• _Your task_
Extract every line that contains the word "公共部分刷乳胶漆".

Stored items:
________________

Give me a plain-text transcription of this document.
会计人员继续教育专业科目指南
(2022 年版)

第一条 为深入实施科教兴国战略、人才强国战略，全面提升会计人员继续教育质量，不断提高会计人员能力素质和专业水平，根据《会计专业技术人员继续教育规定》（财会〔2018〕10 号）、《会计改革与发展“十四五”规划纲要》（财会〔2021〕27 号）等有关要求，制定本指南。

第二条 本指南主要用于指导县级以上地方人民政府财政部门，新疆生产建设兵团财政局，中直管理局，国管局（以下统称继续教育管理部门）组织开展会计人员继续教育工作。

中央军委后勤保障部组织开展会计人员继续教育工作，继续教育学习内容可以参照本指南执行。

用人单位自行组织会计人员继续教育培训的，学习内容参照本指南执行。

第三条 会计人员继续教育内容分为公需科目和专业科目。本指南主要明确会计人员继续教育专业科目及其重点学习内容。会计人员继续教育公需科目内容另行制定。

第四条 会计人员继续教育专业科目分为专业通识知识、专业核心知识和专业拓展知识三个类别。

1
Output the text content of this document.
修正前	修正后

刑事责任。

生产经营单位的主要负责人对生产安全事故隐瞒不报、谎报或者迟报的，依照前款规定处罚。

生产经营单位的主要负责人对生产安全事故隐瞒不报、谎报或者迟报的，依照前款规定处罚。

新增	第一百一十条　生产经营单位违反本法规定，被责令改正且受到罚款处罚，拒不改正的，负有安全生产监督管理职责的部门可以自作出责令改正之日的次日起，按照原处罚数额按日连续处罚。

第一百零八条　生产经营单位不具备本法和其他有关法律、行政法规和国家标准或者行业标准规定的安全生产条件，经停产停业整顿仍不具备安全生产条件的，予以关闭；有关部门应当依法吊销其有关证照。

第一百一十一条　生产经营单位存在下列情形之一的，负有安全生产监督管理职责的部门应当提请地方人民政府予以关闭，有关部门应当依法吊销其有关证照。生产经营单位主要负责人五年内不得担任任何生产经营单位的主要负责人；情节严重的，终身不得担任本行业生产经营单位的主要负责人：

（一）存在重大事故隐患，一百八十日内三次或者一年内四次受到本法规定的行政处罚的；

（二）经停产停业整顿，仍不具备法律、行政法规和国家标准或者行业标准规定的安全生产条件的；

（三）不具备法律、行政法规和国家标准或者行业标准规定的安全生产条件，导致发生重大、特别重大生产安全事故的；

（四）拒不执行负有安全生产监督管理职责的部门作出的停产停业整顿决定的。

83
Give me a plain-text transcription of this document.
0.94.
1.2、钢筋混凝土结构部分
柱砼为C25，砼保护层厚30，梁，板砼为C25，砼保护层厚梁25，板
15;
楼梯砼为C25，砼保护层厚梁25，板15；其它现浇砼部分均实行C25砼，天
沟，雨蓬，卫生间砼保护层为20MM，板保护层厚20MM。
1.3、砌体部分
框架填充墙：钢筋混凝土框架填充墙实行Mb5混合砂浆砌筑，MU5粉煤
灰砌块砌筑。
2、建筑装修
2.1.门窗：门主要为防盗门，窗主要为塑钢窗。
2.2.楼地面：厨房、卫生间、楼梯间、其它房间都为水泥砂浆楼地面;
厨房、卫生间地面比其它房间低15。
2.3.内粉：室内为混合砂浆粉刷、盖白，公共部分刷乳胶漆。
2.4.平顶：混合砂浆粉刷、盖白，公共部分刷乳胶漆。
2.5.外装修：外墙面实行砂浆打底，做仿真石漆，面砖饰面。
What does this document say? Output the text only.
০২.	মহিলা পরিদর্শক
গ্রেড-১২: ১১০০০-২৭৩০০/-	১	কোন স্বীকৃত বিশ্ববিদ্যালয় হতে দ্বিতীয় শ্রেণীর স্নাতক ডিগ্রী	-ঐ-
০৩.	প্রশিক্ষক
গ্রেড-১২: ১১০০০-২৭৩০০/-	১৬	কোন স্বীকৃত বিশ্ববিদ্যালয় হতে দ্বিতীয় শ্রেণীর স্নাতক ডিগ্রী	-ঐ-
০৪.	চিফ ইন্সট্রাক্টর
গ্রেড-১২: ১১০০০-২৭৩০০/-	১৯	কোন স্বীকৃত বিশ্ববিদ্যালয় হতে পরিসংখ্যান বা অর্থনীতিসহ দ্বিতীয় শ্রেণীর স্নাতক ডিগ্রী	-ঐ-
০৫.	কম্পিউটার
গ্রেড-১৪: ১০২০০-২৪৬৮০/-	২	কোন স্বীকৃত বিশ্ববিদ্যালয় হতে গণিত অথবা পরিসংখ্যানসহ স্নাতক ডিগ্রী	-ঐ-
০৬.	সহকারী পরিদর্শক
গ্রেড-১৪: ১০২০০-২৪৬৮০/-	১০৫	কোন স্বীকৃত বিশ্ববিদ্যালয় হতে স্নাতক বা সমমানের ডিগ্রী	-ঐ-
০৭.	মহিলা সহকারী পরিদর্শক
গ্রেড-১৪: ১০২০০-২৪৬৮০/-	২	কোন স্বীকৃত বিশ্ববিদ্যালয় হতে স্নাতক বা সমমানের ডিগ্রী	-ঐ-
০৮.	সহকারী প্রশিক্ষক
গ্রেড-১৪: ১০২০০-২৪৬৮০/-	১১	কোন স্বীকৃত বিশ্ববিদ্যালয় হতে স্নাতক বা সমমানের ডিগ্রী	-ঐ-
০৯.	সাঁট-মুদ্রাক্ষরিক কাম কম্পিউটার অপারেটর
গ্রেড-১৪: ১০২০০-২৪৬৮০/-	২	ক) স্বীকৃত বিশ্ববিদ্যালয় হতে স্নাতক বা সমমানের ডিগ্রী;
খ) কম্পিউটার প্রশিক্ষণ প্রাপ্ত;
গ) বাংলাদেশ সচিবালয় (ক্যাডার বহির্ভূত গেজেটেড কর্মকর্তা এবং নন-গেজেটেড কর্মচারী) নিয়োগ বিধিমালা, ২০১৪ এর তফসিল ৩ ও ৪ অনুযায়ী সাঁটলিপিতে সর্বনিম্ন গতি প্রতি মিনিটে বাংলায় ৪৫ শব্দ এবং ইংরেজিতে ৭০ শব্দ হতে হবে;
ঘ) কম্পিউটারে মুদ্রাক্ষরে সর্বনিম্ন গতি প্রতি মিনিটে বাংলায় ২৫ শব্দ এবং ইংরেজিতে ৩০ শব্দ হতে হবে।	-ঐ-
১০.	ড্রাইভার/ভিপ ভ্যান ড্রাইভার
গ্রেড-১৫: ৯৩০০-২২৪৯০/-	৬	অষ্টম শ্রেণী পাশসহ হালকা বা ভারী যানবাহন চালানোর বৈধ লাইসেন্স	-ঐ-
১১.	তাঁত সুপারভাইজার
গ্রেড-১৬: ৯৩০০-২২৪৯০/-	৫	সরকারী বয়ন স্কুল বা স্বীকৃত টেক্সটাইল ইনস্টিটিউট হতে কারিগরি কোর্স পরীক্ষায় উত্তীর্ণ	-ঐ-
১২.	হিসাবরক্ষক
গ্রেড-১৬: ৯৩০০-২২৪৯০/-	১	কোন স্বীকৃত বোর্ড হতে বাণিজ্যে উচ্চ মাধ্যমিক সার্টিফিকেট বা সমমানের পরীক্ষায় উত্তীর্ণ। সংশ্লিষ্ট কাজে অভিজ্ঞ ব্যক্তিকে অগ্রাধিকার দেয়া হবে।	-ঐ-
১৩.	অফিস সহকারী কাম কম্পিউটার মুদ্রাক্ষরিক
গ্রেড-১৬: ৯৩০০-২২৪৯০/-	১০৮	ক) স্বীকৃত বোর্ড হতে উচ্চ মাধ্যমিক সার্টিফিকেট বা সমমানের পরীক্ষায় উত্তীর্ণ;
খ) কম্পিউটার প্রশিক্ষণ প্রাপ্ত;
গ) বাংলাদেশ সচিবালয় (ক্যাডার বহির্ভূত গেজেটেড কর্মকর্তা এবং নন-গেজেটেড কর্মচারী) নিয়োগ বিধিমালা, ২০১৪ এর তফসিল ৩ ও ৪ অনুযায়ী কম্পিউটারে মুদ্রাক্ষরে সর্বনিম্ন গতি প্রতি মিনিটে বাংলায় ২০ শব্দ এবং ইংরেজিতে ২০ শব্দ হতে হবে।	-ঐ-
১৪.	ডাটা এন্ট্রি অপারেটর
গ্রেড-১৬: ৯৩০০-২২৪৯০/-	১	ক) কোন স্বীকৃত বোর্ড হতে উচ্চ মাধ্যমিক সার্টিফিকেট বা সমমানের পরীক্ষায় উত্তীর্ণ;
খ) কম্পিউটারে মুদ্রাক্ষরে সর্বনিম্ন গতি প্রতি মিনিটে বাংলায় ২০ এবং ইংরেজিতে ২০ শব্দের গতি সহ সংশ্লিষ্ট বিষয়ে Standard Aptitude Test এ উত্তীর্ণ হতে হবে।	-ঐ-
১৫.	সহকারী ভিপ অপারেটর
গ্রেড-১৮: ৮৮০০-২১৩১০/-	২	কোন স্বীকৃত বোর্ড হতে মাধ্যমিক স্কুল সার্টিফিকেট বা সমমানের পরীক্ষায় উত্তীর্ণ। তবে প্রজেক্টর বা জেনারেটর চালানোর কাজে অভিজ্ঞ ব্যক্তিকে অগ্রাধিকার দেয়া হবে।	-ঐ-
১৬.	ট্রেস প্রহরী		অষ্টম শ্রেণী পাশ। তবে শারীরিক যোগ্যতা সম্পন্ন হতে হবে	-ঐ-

________________

• _Answer below_
2.3.内粉：室内为混合砂浆粉刷、盖白，公共部分刷乳胶漆。
2.4.平顶：混合砂浆粉刷、盖白，公共部分刷乳胶漆。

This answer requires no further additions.